━━ Extract to read

ARTICLE 25 ALLOWS READING OF DEPOSITIONS IN EVIDENCE, UNDER
PRESCRIBED CONDITIONS, IN THE PLAINEST TERMS "BEFORE ANY MILITARY COURT
OR COMMISSION IN ANY CASE NOT CAPITAL," PROVIDING, HOWEVER, THAT
"TESTIMONY BY DEPOSITION MAY BE ADDUCED FOR THE DEFENSE IN CAPITAL
CASES."  THIS LANGUAGE CLEARLY AND BROADLY COVERS EVERY KIND OF
MILITARY TRIBUNAL, WHETHER "COURT" OR "COMMISSION."  IT COVERS ALL
CAPITAL CASES.  IT MAKES NO EXCEPTION OR DISTINCTION FOR ANY ACCUSED. 
ARTICLE 38 AUTHORIZES THE PRESIDENT BY REGULATIONS TO PRESCRIBE
PROCEDURE, INCLUDING MODES OF PROOF, EVEN MORE ALL-INCLUSIVELY IF
POSSIBLE, "IN CASES BEFORE COURTS-MARTIAL, COURTS OF INQUIRY, MILITARY
COMMISSIONS, AND OTHER MILITARY TRIBUNALS."  LANGUAGE COULD NOT BE MORE
BROADLY INCLUSIVE.  NO EXCEPTIONS ARE MENTIONED OR SUGGESTED, WHETHER
OF TRIBUNALS OR OF ACCUSED PERSONS.  EVERY KIND OF MILITARY BODY FOR
PERFORMING THE FUNCTION OF TRIAL IS COVERED.  THAT IS CLEAR FROM THE
FACE OF THE ARTICLE.

━━━━
━━ Provided records

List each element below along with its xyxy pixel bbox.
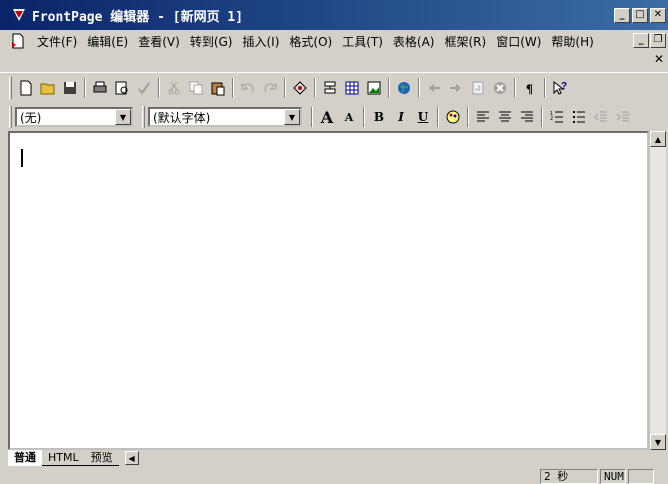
menu-tools[interactable]: 工具(T) <box>337 33 388 50</box>
title-bar: FrontPage 编辑器 - [新网页 1] _ □ ✕ <box>0 0 668 30</box>
italic-icon[interactable]: I <box>390 106 412 128</box>
align-center-icon[interactable] <box>494 106 516 128</box>
scroll-up-icon[interactable]: ▲ <box>650 131 666 147</box>
bold-icon[interactable]: B <box>368 106 390 128</box>
menu-bar: 文件(F) 编辑(E) 查看(V) 转到(G) 插入(I) 格式(O) 工具(T… <box>0 30 668 52</box>
print-icon[interactable] <box>89 77 111 99</box>
status-time: 2 秒 <box>540 468 598 484</box>
menu-insert[interactable]: 插入(I) <box>237 33 284 50</box>
close-button[interactable]: ✕ <box>650 8 666 23</box>
scroll-down-icon[interactable]: ▼ <box>650 434 666 450</box>
refresh-icon[interactable] <box>467 77 489 99</box>
menu-frame[interactable]: 框架(R) <box>439 33 491 50</box>
document-icon[interactable] <box>10 33 26 49</box>
bulleted-list-icon[interactable] <box>568 106 590 128</box>
separator <box>314 77 316 98</box>
separator <box>232 77 234 98</box>
tab-normal[interactable]: 普通 <box>8 450 42 466</box>
chevron-down-icon[interactable]: ▼ <box>115 109 131 125</box>
window-title: FrontPage 编辑器 - [新网页 1] <box>32 9 244 25</box>
show-all-pilcrow-icon[interactable]: ¶ <box>519 77 541 99</box>
doc-minimize-button[interactable]: _ <box>633 33 649 48</box>
separator <box>541 107 543 127</box>
font-dropdown[interactable]: (默认字体) ▼ <box>148 107 302 127</box>
menu-table[interactable]: 表格(A) <box>388 33 440 50</box>
editor-canvas[interactable] <box>8 131 649 450</box>
stop-icon[interactable] <box>489 77 511 99</box>
back-icon[interactable] <box>423 77 445 99</box>
menu-view[interactable]: 查看(V) <box>133 33 185 50</box>
insert-image-icon[interactable] <box>363 77 385 99</box>
new-page-icon[interactable] <box>15 77 37 99</box>
insert-form-field-icon[interactable] <box>319 77 341 99</box>
separator <box>418 77 420 98</box>
separator <box>388 77 390 98</box>
toolbar-grip[interactable] <box>9 106 12 128</box>
tab-html[interactable]: HTML <box>42 450 85 466</box>
standard-toolbar: ¶ ? <box>0 72 668 102</box>
format-toolbar: (无) ▼ (默认字体) ▼ A A B I U 12 <box>0 102 668 132</box>
align-left-icon[interactable] <box>472 106 494 128</box>
print-preview-icon[interactable] <box>111 77 133 99</box>
separator <box>84 77 86 98</box>
separator <box>544 77 546 98</box>
minimize-button[interactable]: _ <box>614 8 630 23</box>
font-dropdown-value: (默认字体) <box>153 110 211 125</box>
status-bar: 2 秒 NUM <box>0 468 668 484</box>
cut-icon[interactable] <box>163 77 185 99</box>
toolbar-grip[interactable] <box>9 76 12 99</box>
align-right-icon[interactable] <box>516 106 538 128</box>
status-blank <box>628 468 654 484</box>
menu-edit[interactable]: 编辑(E) <box>82 33 133 50</box>
scroll-left-icon[interactable]: ◀ <box>124 451 139 465</box>
menu-window[interactable]: 窗口(W) <box>491 33 546 50</box>
view-tabs: 普通 HTML 预览 ◀ <box>8 450 666 466</box>
svg-text:2: 2 <box>550 116 553 122</box>
tab-preview[interactable]: 预览 <box>84 450 119 466</box>
doc-close-button[interactable]: ✕ <box>654 52 664 66</box>
text-caret <box>21 149 23 167</box>
frontpage-app-icon[interactable] <box>10 6 28 24</box>
separator <box>514 77 516 98</box>
forward-icon[interactable] <box>445 77 467 99</box>
decrease-indent-icon[interactable] <box>590 106 612 128</box>
doc-restore-button[interactable]: ❐ <box>650 33 666 48</box>
hyperlink-icon[interactable] <box>393 77 415 99</box>
separator <box>363 107 365 127</box>
undo-icon[interactable] <box>237 77 259 99</box>
open-folder-icon[interactable] <box>37 77 59 99</box>
spelling-icon[interactable] <box>133 77 155 99</box>
toolbar-grip[interactable] <box>142 106 145 128</box>
numbered-list-icon[interactable]: 12 <box>546 106 568 128</box>
style-dropdown-value: (无) <box>20 110 42 125</box>
style-dropdown[interactable]: (无) ▼ <box>15 107 133 127</box>
increase-indent-icon[interactable] <box>612 106 634 128</box>
menu-file[interactable]: 文件(F) <box>32 33 82 50</box>
separator <box>158 77 160 98</box>
maximize-button[interactable]: □ <box>632 8 648 23</box>
separator <box>467 107 469 127</box>
status-num: NUM <box>600 468 626 484</box>
save-icon[interactable] <box>59 77 81 99</box>
separator <box>437 107 439 127</box>
paste-icon[interactable] <box>207 77 229 99</box>
vertical-scrollbar[interactable]: ▲ ▼ <box>649 131 666 450</box>
menu-go[interactable]: 转到(G) <box>185 33 238 50</box>
text-color-icon[interactable] <box>442 106 464 128</box>
insert-table-icon[interactable] <box>341 77 363 99</box>
menu-help[interactable]: 帮助(H) <box>546 33 598 50</box>
increase-font-size-icon[interactable]: A <box>316 106 338 128</box>
menu-format[interactable]: 格式(O) <box>284 33 337 50</box>
decrease-font-size-icon[interactable]: A <box>338 106 360 128</box>
separator <box>284 77 286 98</box>
underline-icon[interactable]: U <box>412 106 434 128</box>
context-help-icon[interactable]: ? <box>549 77 571 99</box>
copy-icon[interactable] <box>185 77 207 99</box>
redo-icon[interactable] <box>259 77 281 99</box>
svg-text:?: ? <box>561 81 567 92</box>
chevron-down-icon[interactable]: ▼ <box>284 109 300 125</box>
separator <box>311 107 313 127</box>
svg-text:¶: ¶ <box>526 81 533 96</box>
webbot-component-icon[interactable] <box>289 77 311 99</box>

━━━━

Stated task A
Rewrite the paragraph of the passage on military tribunals that begins "ARTICLE 25 ALLOWS READING OF DEPOSITIONS" as a shorter list that keeps its main facts.
Stated task B
In the passage on military tribunals, take the text between "ARTICLE 38 AUTHORIZES" and "OF THE ARTICLE.", inclusive, and substitute "SECRETARY OF WAR" for "PRESIDENT".

Correct response A
- Article 25 permits depositions to be read in evidence, under prescribed conditions, before any military court or commission in any case that is not capital.
- In capital cases, deposition testimony may be offered for the defense.
- This language covers every kind of military tribunal, whether "court" or "commission," and all capital cases, with no exception or distinction for any accused.
- Article 38 authorizes the President to prescribe procedure, including modes of proof, by regulation in cases before courts-martial, courts of inquiry, military commissions and other military tribunals.
- Article 38 mentions no exceptions for tribunals or accused persons, and the article plainly covers every kind of military body that conducts trials.

Correct response B
ARTICLE 38 AUTHORIZES THE SECRETARY OF WAR BY REGULATIONS TO PRESCRIBE
PROCEDURE, INCLUDING MODES OF PROOF, EVEN MORE ALL-INCLUSIVELY IF
POSSIBLE, "IN CASES BEFORE COURTS-MARTIAL, COURTS OF INQUIRY, MILITARY
COMMISSIONS, AND OTHER MILITARY TRIBUNALS."  LANGUAGE COULD NOT BE MORE
BROADLY INCLUSIVE.  NO EXCEPTIONS ARE MENTIONED OR SUGGESTED, WHETHER
OF TRIBUNALS OR OF ACCUSED PERSONS.  EVERY KIND OF MILITARY BODY FOR
PERFORMING THE FUNCTION OF TRIAL IS COVERED.  THAT IS CLEAR FROM THE
FACE OF THE ARTICLE.